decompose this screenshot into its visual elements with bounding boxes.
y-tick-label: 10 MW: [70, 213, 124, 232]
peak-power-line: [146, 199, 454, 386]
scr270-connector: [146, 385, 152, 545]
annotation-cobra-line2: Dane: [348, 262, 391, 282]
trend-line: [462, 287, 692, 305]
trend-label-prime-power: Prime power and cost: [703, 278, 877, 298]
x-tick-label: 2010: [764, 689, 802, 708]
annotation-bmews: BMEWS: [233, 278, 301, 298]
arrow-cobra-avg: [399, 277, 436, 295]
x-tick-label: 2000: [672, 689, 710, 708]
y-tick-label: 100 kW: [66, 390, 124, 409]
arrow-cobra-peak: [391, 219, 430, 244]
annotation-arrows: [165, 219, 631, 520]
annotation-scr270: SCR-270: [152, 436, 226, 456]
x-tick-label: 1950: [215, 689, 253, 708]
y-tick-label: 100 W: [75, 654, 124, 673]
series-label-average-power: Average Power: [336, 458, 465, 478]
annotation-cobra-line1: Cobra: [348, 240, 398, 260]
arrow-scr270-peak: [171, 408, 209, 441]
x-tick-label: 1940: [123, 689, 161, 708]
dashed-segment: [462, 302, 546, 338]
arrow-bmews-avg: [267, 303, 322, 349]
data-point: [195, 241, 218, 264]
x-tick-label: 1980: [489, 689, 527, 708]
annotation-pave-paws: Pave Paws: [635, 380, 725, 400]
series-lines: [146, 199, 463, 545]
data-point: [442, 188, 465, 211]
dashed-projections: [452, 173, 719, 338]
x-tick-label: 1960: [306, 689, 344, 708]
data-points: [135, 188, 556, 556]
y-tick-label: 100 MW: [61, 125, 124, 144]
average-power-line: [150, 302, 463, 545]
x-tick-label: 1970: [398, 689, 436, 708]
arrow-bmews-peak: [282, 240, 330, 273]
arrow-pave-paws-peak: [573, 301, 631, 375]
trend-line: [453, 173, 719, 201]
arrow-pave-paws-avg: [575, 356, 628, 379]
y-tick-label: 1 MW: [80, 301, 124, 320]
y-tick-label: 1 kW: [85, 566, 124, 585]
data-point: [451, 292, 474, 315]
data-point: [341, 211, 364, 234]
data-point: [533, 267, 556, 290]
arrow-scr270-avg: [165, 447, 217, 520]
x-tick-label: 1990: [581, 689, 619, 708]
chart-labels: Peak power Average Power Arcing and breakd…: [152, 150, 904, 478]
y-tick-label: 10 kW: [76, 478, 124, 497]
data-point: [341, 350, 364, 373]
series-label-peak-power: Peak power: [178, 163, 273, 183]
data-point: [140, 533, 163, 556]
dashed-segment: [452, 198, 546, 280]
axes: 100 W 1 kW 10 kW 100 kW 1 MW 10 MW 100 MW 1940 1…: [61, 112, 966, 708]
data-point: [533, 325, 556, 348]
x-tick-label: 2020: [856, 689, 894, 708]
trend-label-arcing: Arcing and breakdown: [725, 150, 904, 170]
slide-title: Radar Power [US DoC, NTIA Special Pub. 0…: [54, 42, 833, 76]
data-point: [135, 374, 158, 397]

^^^^

Repeat the listing above, substituting "Prime power and price" for "Prime power and cost" and leaving everything else unchanged.

decompose this screenshot into its visual elements with bounding boxes.
y-tick-label: 10 MW: [70, 213, 124, 232]
peak-power-line: [146, 199, 454, 386]
scr270-connector: [146, 385, 152, 545]
annotation-cobra-line2: Dane: [348, 262, 391, 282]
trend-line: [462, 287, 692, 305]
trend-label-prime-power: Prime power and price: [703, 278, 877, 298]
x-tick-label: 2010: [764, 689, 802, 708]
annotation-bmews: BMEWS: [233, 278, 301, 298]
arrow-cobra-avg: [399, 277, 436, 295]
x-tick-label: 2000: [672, 689, 710, 708]
y-tick-label: 100 kW: [66, 390, 124, 409]
arrow-cobra-peak: [391, 219, 430, 244]
annotation-arrows: [165, 219, 631, 520]
annotation-scr270: SCR-270: [152, 436, 226, 456]
x-tick-label: 1950: [215, 689, 253, 708]
y-tick-label: 100 W: [75, 654, 124, 673]
series-label-average-power: Average Power: [336, 458, 465, 478]
annotation-cobra-line1: Cobra: [348, 240, 398, 260]
arrow-scr270-peak: [171, 408, 209, 441]
x-tick-label: 1940: [123, 689, 161, 708]
dashed-segment: [462, 302, 546, 338]
arrow-bmews-avg: [267, 303, 322, 349]
data-point: [195, 241, 218, 264]
x-tick-label: 1980: [489, 689, 527, 708]
annotation-pave-paws: Pave Paws: [635, 380, 725, 400]
series-lines: [146, 199, 463, 545]
data-point: [442, 188, 465, 211]
dashed-projections: [452, 173, 719, 338]
x-tick-label: 1960: [306, 689, 344, 708]
data-points: [135, 188, 556, 556]
y-tick-label: 100 MW: [61, 125, 124, 144]
average-power-line: [150, 302, 463, 545]
x-tick-label: 1970: [398, 689, 436, 708]
arrow-bmews-peak: [282, 240, 330, 273]
arrow-pave-paws-peak: [573, 301, 631, 375]
trend-line: [453, 173, 719, 201]
arrow-pave-paws-avg: [575, 356, 628, 379]
y-tick-label: 1 MW: [80, 301, 124, 320]
y-tick-label: 1 kW: [85, 566, 124, 585]
data-point: [451, 292, 474, 315]
data-point: [341, 211, 364, 234]
data-point: [533, 267, 556, 290]
arrow-scr270-avg: [165, 447, 217, 520]
x-tick-label: 1990: [581, 689, 619, 708]
chart-labels: Peak power Average Power Arcing and breakd…: [152, 150, 904, 478]
y-tick-label: 10 kW: [76, 478, 124, 497]
data-point: [341, 350, 364, 373]
series-label-peak-power: Peak power: [178, 163, 273, 183]
data-point: [140, 533, 163, 556]
dashed-segment: [452, 198, 546, 280]
axes: 100 W 1 kW 10 kW 100 kW 1 MW 10 MW 100 MW 1940 1…: [61, 112, 966, 708]
data-point: [533, 325, 556, 348]
x-tick-label: 2020: [856, 689, 894, 708]
trend-label-arcing: Arcing and breakdown: [725, 150, 904, 170]
slide-title: Radar Power [US DoC, NTIA Special Pub. 0…: [54, 42, 833, 76]
data-point: [135, 374, 158, 397]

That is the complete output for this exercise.